#### Directions
Can you write out all the lines word for word, with no pictures?
○ ○ ○ ○ ○
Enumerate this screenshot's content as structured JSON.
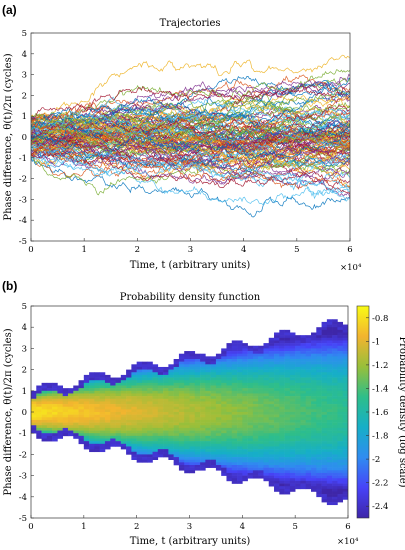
{
  "figure": {
    "panel_a_label": "(a)",
    "panel_b_label": "(b)"
  },
  "chart_data": [
    {
      "type": "line",
      "title": "Trajectories",
      "xlabel": "Time, t (arbitrary units)",
      "ylabel": "Phase difference, θ(t)/2π (cycles)",
      "x_multiplier_label": "×10⁴",
      "xlim": [
        0,
        60000
      ],
      "ylim": [
        -5,
        5
      ],
      "xticks": [
        0,
        1,
        2,
        3,
        4,
        5,
        6
      ],
      "yticks": [
        -5,
        -4,
        -3,
        -2,
        -1,
        0,
        1,
        2,
        3,
        4,
        5
      ],
      "grid": false,
      "legend": "none",
      "series_count": 120,
      "start_value_range": [
        -1,
        1
      ],
      "final_spread_range": [
        -4.5,
        4.3
      ],
      "palette": [
        "#0072BD",
        "#D95319",
        "#EDB120",
        "#7E2F8E",
        "#77AC30",
        "#4DBEEE",
        "#A2142F"
      ]
    },
    {
      "type": "heatmap",
      "title": "Probability density function",
      "xlabel": "Time, t (arbitrary units)",
      "ylabel": "Phase difference, θ(t)/2π (cycles)",
      "x_multiplier_label": "×10⁴",
      "xlim": [
        0,
        60000
      ],
      "ylim": [
        -5,
        5
      ],
      "xticks": [
        0,
        1,
        2,
        3,
        4,
        5,
        6
      ],
      "yticks": [
        -5,
        -4,
        -3,
        -2,
        -1,
        0,
        1,
        2,
        3,
        4,
        5
      ],
      "colorbar": {
        "label": "Probability density (log scale)",
        "range": [
          -2.5,
          -0.7
        ],
        "ticks": [
          -0.8,
          -1,
          -1.2,
          -1.4,
          -1.6,
          -1.8,
          -2,
          -2.2,
          -2.4
        ],
        "colormap": [
          "#3e26a8",
          "#4743f8",
          "#2f8cf0",
          "#16afc7",
          "#2ebe8a",
          "#98bf3a",
          "#f2b42f",
          "#f9fb15"
        ]
      }
    }
  ]
}
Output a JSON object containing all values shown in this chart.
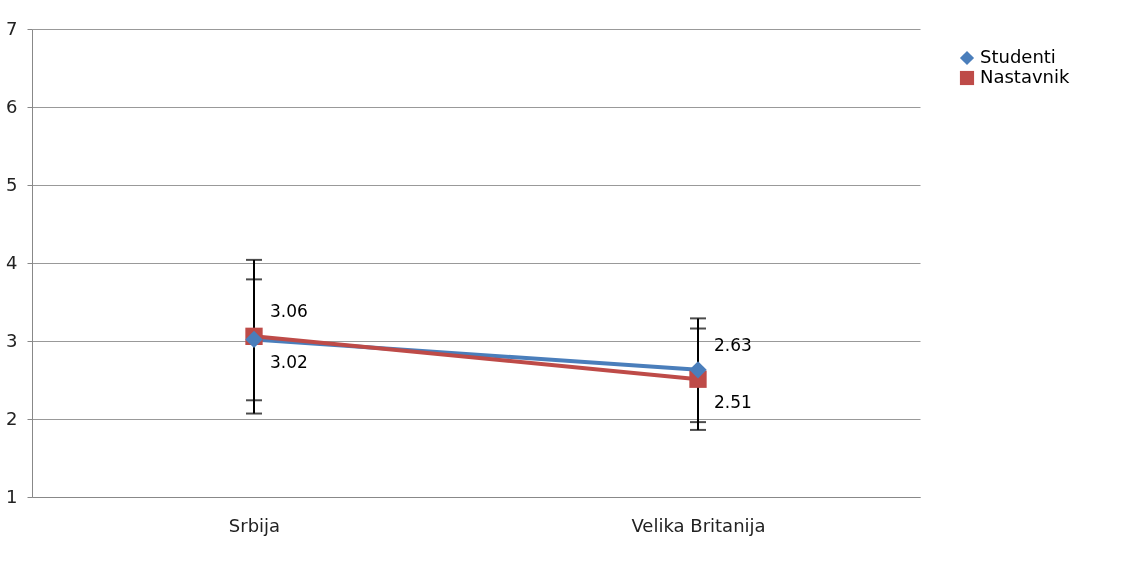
{
  "chart_data": {
    "type": "line",
    "categories": [
      "Srbija",
      "Velika Britanija"
    ],
    "series": [
      {
        "name": "Studenti",
        "color": "#4a7ebb",
        "marker": "diamond",
        "values": [
          3.02,
          2.63
        ],
        "errors": [
          [
            2.07,
            4.04
          ],
          [
            1.96,
            3.29
          ]
        ]
      },
      {
        "name": "Nastavnik",
        "color": "#be4b48",
        "marker": "square",
        "values": [
          3.06,
          2.51
        ],
        "errors": [
          [
            2.24,
            3.79
          ],
          [
            1.86,
            3.16
          ]
        ]
      }
    ],
    "ylim": [
      1,
      7
    ],
    "yticks": [
      1,
      2,
      3,
      4,
      5,
      6,
      7
    ],
    "grid": "y",
    "legend": "right",
    "data_labels": true,
    "line_style": "solid"
  }
}
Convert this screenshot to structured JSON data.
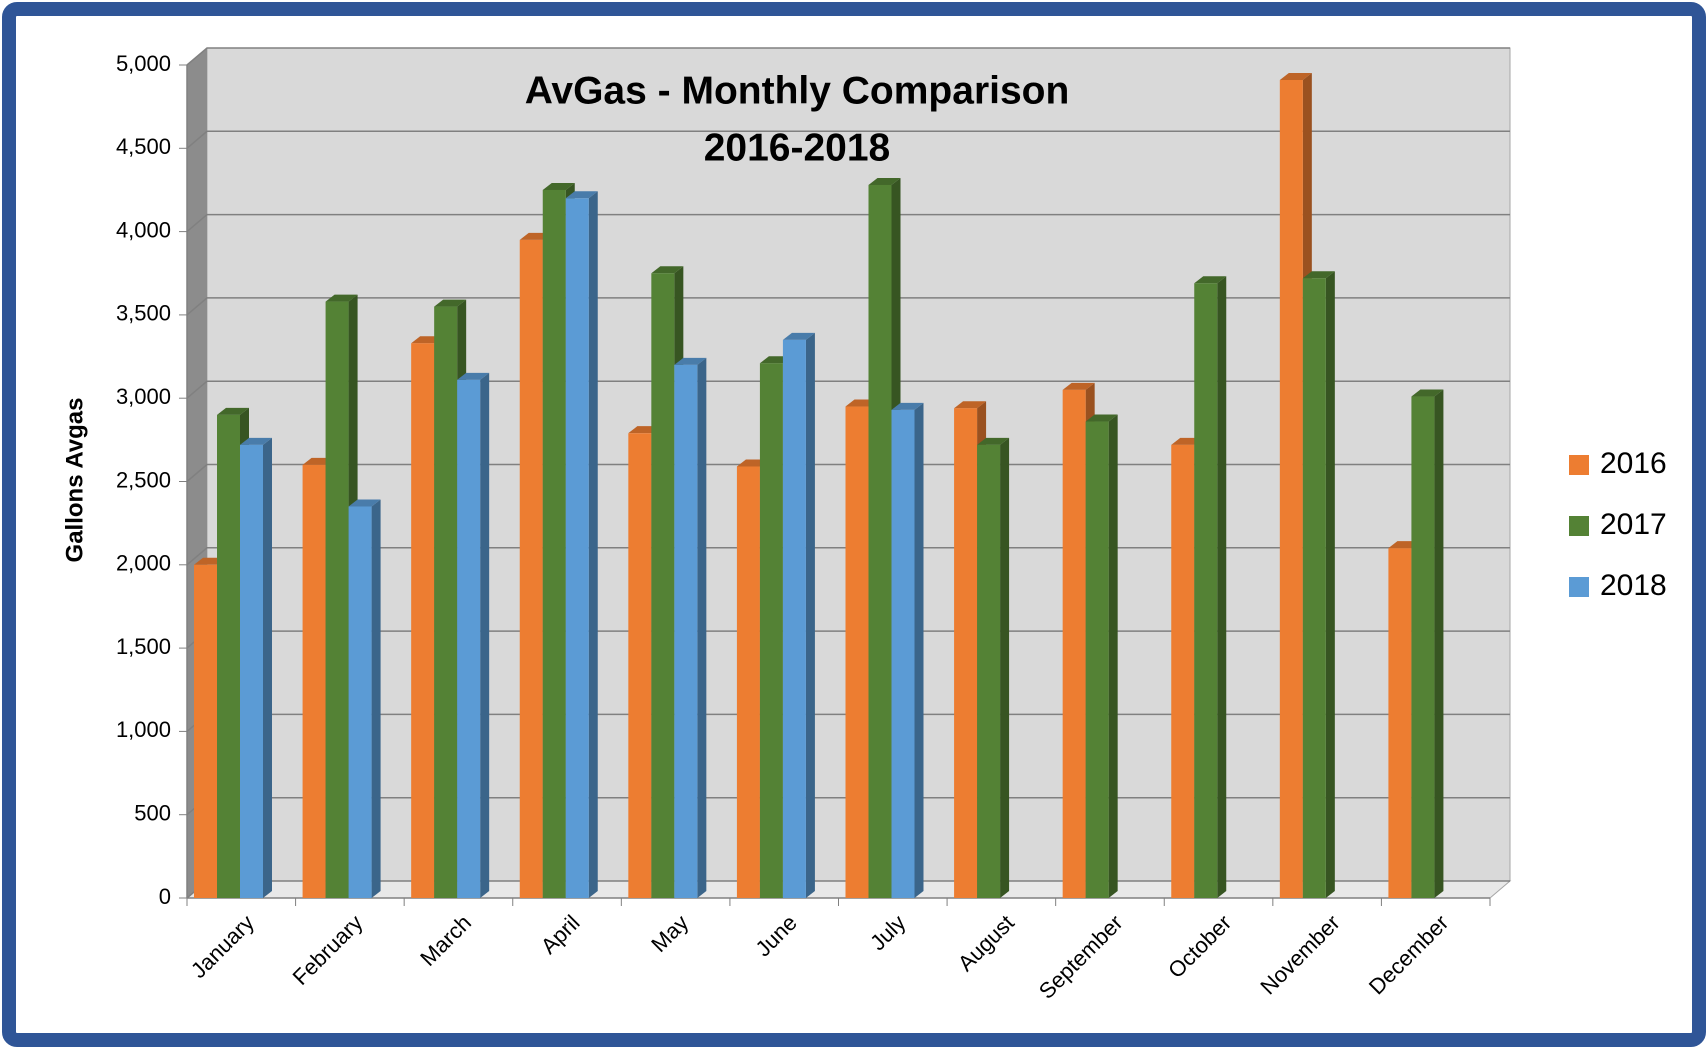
○ ○ ○ ○ ○
#### Task answer
Enumerate this screenshot's content as structured JSON.
{
  "figure": {
    "panel_a_label": "(a)",
    "panel_b_label": "(b)"
  },
  "chart_data": [
    {
      "type": "line",
      "title": "Trajectories",
      "xlabel": "Time, t (arbitrary units)",
      "ylabel": "Phase difference, θ(t)/2π (cycles)",
      "x_multiplier_label": "×10⁴",
      "xlim": [
        0,
        60000
      ],
      "ylim": [
        -5,
        5
      ],
      "xticks": [
        0,
        1,
        2,
        3,
        4,
        5,
        6
      ],
      "yticks": [
        -5,
        -4,
        -3,
        -2,
        -1,
        0,
        1,
        2,
        3,
        4,
        5
      ],
      "grid": false,
      "legend": "none",
      "series_count": 120,
      "start_value_range": [
        -1,
        1
      ],
      "final_spread_range": [
        -4.5,
        4.3
      ],
      "palette": [
        "#0072BD",
        "#D95319",
        "#EDB120",
        "#7E2F8E",
        "#77AC30",
        "#4DBEEE",
        "#A2142F"
      ]
    },
    {
      "type": "heatmap",
      "title": "Probability density function",
      "xlabel": "Time, t (arbitrary units)",
      "ylabel": "Phase difference, θ(t)/2π (cycles)",
      "x_multiplier_label": "×10⁴",
      "xlim": [
        0,
        60000
      ],
      "ylim": [
        -5,
        5
      ],
      "xticks": [
        0,
        1,
        2,
        3,
        4,
        5,
        6
      ],
      "yticks": [
        -5,
        -4,
        -3,
        -2,
        -1,
        0,
        1,
        2,
        3,
        4,
        5
      ],
      "colorbar": {
        "label": "Probability density (log scale)",
        "range": [
          -2.5,
          -0.7
        ],
        "ticks": [
          -0.8,
          -1,
          -1.2,
          -1.4,
          -1.6,
          -1.8,
          -2,
          -2.2,
          -2.4
        ],
        "colormap": [
          "#3e26a8",
          "#4743f8",
          "#2f8cf0",
          "#16afc7",
          "#2ebe8a",
          "#98bf3a",
          "#f2b42f",
          "#f9fb15"
        ]
      }
    }
  ]
}
Output a JSON object containing all values shown in this chart.
{
  "chart_data": {
    "type": "line",
    "categories": [
      "Srbija",
      "Velika Britanija"
    ],
    "series": [
      {
        "name": "Studenti",
        "color": "#4a7ebb",
        "marker": "diamond",
        "values": [
          3.02,
          2.63
        ],
        "errors": [
          [
            2.07,
            4.04
          ],
          [
            1.96,
            3.29
          ]
        ]
      },
      {
        "name": "Nastavnik",
        "color": "#be4b48",
        "marker": "square",
        "values": [
          3.06,
          2.51
        ],
        "errors": [
          [
            2.24,
            3.79
          ],
          [
            1.86,
            3.16
          ]
        ]
      }
    ],
    "ylim": [
      1,
      7
    ],
    "yticks": [
      1,
      2,
      3,
      4,
      5,
      6,
      7
    ],
    "grid": "y",
    "legend": "right",
    "data_labels": true,
    "line_style": "solid"
  }
}
Convert this screenshot to structured JSON data.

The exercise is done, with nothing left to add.